## TASK
The entries below are to be written out again without alteration.

Dataset items:

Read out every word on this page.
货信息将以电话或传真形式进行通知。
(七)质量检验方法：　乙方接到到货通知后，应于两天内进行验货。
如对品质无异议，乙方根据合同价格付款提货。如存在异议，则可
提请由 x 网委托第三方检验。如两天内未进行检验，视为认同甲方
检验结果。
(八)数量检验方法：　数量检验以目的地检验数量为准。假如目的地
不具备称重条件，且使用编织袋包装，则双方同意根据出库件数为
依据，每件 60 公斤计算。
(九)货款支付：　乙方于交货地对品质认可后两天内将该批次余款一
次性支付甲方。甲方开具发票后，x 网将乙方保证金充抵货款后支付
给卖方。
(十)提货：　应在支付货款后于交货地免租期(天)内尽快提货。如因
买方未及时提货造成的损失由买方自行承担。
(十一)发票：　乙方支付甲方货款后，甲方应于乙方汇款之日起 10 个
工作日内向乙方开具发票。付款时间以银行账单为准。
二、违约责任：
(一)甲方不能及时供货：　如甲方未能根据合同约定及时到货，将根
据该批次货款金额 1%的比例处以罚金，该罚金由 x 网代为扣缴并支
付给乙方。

## SOLVED PROBLEM
Read out every word on this page.
货信息将以电话或传真形式进行通知。
(七)质量检验方法：　乙方接到到货通知后，应于两天内进行验货。
如对品质无异议，乙方根据合同价格付款提货。如存在异议，则可
提请由 x 网委托第三方检验。如两天内未进行检验，视为认同甲方
检验结果。
(八)数量检验方法：　数量检验以目的地检验数量为准。假如目的地
不具备称重条件，且使用编织袋包装，则双方同意根据出库件数为
依据，每件 60 公斤计算。
(九)货款支付：　乙方于交货地对品质认可后两天内将该批次余款一
次性支付甲方。甲方开具发票后，x 网将乙方保证金充抵货款后支付
给卖方。
(十)提货：　应在支付货款后于交货地免租期(天)内尽快提货。如因
买方未及时提货造成的损失由买方自行承担。
(十一)发票：　乙方支付甲方货款后，甲方应于乙方汇款之日起 10 个
工作日内向乙方开具发票。付款时间以银行账单为准。
二、违约责任：
(一)甲方不能及时供货：　如甲方未能根据合同约定及时到货，将根
据该批次货款金额 1%的比例处以罚金，该罚金由 x 网代为扣缴并支
付给乙方。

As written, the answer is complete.